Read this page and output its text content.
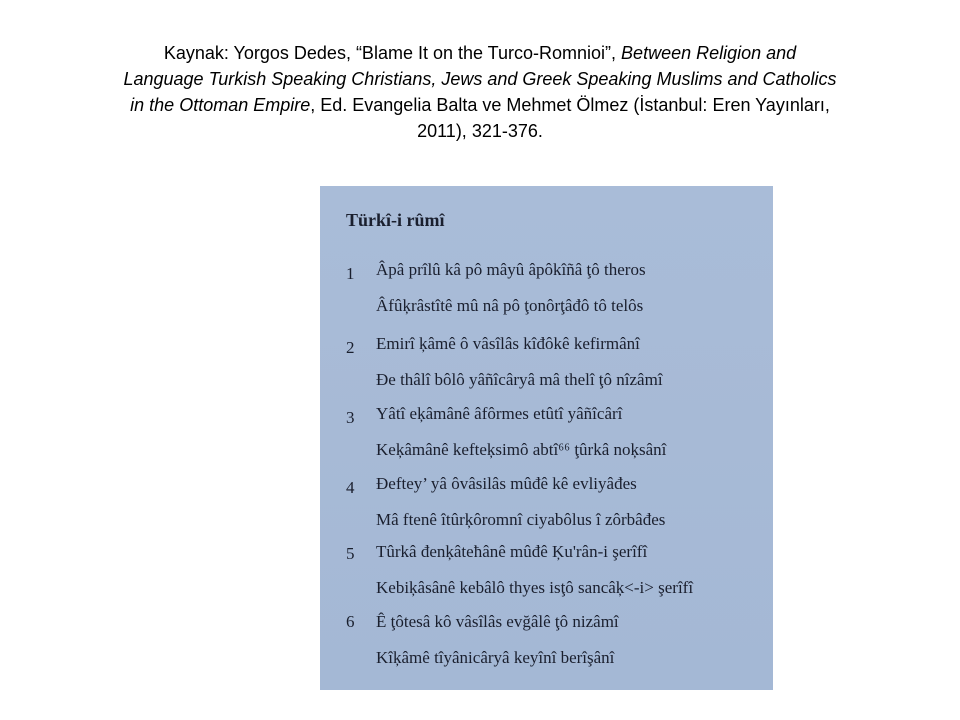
Kaynak: Yorgos Dedes, “Blame It on the Turco-Romnioi”, Between Religion and
Language Turkish Speaking Christians, Jews and Greek Speaking Muslims and Catholics
in the Ottoman Empire, Ed. Evangelia Balta ve Mehmet Ölmez (İstanbul: Eren Yayınları,
2011), 321-376.
Türkî-i rûmî
1 Âpâ prîlû kâ pô mâyû âpôkîñâ ţô theros
Âfûķrâstîtê mû nâ pô ţonôrţâđô tô telôs
2 Emirî ķâmê ô vâsîlâs kîđôkê kefirmânî
Đe thâlî bôlô yâñîcâryâ mâ thelî ţô nîzâmî
3 Yâtî eķâmânê âfôrmes etûtî yâñîcârî
Keķâmânê kefteķsimô abtî⁶⁶ ţûrkâ noķsânî
4 Đeftey’ yâ ôvâsilâs mûđê kê evliyâđes
Mâ ftenê îtûrķôromnî ciyabôlus î zôrbâđes
5 Tûrkâ đenķâteħânê mûđê Ķu'rân-i şerîfî
Kebiķâsânê kebâlô thyes isţô sancâķ<-i> şerîfî
6 Ê ţôtesâ kô vâsîlâs evğâlê ţô nizâmî
Kîķâmê tîyânicâryâ keyînî berîşânî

Written request » Pictures are not part of the copy; output everything else in the records exactly.

Answer in full »
Read this page and output its text content.
Kaynak: Yorgos Dedes, “Blame It on the Turco-Romnioi”, Between Religion and
Language Turkish Speaking Christians, Jews and Greek Speaking Muslims and Catholics
in the Ottoman Empire, Ed. Evangelia Balta ve Mehmet Ölmez (İstanbul: Eren Yayınları,
2011), 321-376.
Türkî-i rûmî
1 Âpâ prîlû kâ pô mâyû âpôkîñâ ţô theros
Âfûķrâstîtê mû nâ pô ţonôrţâđô tô telôs
2 Emirî ķâmê ô vâsîlâs kîđôkê kefirmânî
Đe thâlî bôlô yâñîcâryâ mâ thelî ţô nîzâmî
3 Yâtî eķâmânê âfôrmes etûtî yâñîcârî
Keķâmânê kefteķsimô abtî⁶⁶ ţûrkâ noķsânî
4 Đeftey’ yâ ôvâsilâs mûđê kê evliyâđes
Mâ ftenê îtûrķôromnî ciyabôlus î zôrbâđes
5 Tûrkâ đenķâteħânê mûđê Ķu'rân-i şerîfî
Kebiķâsânê kebâlô thyes isţô sancâķ<-i> şerîfî
6 Ê ţôtesâ kô vâsîlâs evğâlê ţô nizâmî
Kîķâmê tîyânicâryâ keyînî berîşânî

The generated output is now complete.